Copy each line below that contains "讼简刑清".
******
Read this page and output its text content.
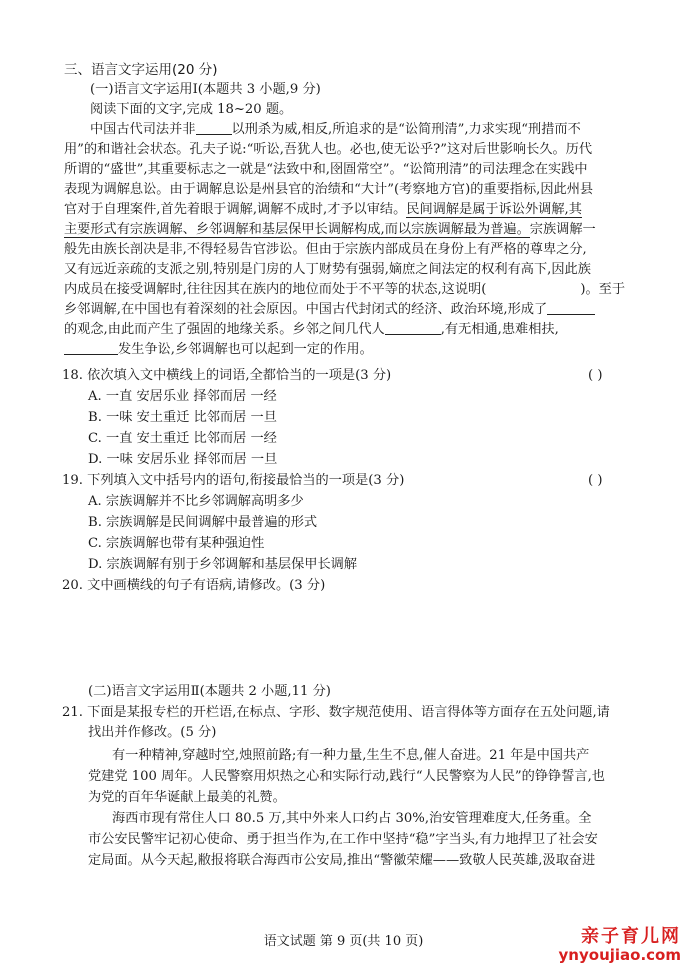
三、语言文字运用(20 分)
(一)语言文字运用Ⅰ(本题共 3 小题,9 分)
阅读下面的文字,完成 18~20 题。
中国古代司法并非	以刑杀为威,相反,所追求的是“讼简刑清”,力求实现“刑措而不
用”的和谐社会状态。孔夫子说:“听讼,吾犹人也。必也,使无讼乎?”这对后世影响长久。历代
所谓的“盛世”,其重要标志之一就是“法致中和,囹圄常空”。“讼简刑清”的司法理念在实践中
表现为调解息讼。由于调解息讼是州县官的治绩和“大计”(考察地方官)的重要指标,因此州县
官对于自理案件,首先着眼于调解,调解不成时,才予以审结。民间调解是属于诉讼外调解,其
主要形式有宗族调解、乡邻调解和基层保甲长调解构成,而以宗族调解最为普遍。宗族调解一
般先由族长剖决是非,不得轻易告官涉讼。但由于宗族内部成员在身份上有严格的尊卑之分,
又有远近亲疏的支派之别,特别是门房的人丁财势有强弱,嫡庶之间法定的权利有高下,因此族
内成员在接受调解时,往往因其在族内的地位而处于不平等的状态,这说明(	)。至于
乡邻调解,在中国也有着深刻的社会原因。中国古代封闭式的经济、政治环境,形成了
的观念,由此而产生了强固的地缘关系。乡邻之间几代人	,有无相通,患难相扶,
发生争讼,乡邻调解也可以起到一定的作用。
18. 依次填入文中横线上的词语,全都恰当的一项是(3 分)	( )
A. 一直 安居乐业 择邻而居 一经
B. 一味 安土重迁 比邻而居 一旦
C. 一直 安土重迁 比邻而居 一经
D. 一味 安居乐业 择邻而居 一旦
19. 下列填入文中括号内的语句,衔接最恰当的一项是(3 分)	( )
A. 宗族调解并不比乡邻调解高明多少
B. 宗族调解是民间调解中最普遍的形式
C. 宗族调解也带有某种强迫性
D. 宗族调解有别于乡邻调解和基层保甲长调解
20. 文中画横线的句子有语病,请修改。(3 分)
(二)语言文字运用Ⅱ(本题共 2 小题,11 分)
21. 下面是某报专栏的开栏语,在标点、字形、数字规范使用、语言得体等方面存在五处问题,请
找出并作修改。(5 分)
有一种精神,穿越时空,烛照前路;有一种力量,生生不息,催人奋进。21 年是中国共产
党建党 100 周年。人民警察用炽热之心和实际行动,践行“人民警察为人民”的铮铮誓言,也
为党的百年华诞献上最美的礼赞。
海西市现有常住人口 80.5 万,其中外来人口约占 30%,治安管理难度大,任务重。全
市公安民警牢记初心使命、勇于担当作为,在工作中坚持“稳”字当头,有力地捍卫了社会安
定局面。从今天起,敝报将联合海西市公安局,推出“警徽荣耀——致敬人民英雄,汲取奋进
语文试题 第 9 页(共 10 页)	亲子育儿网
ynyoujiao.com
******
RESPONSE TO THIS TASK:
中国古代司法并非	以刑杀为威,相反,所追求的是“讼简刑清”,力求实现“刑措而不
所谓的“盛世”,其重要标志之一就是“法致中和,囹圄常空”。“讼简刑清”的司法理念在实践中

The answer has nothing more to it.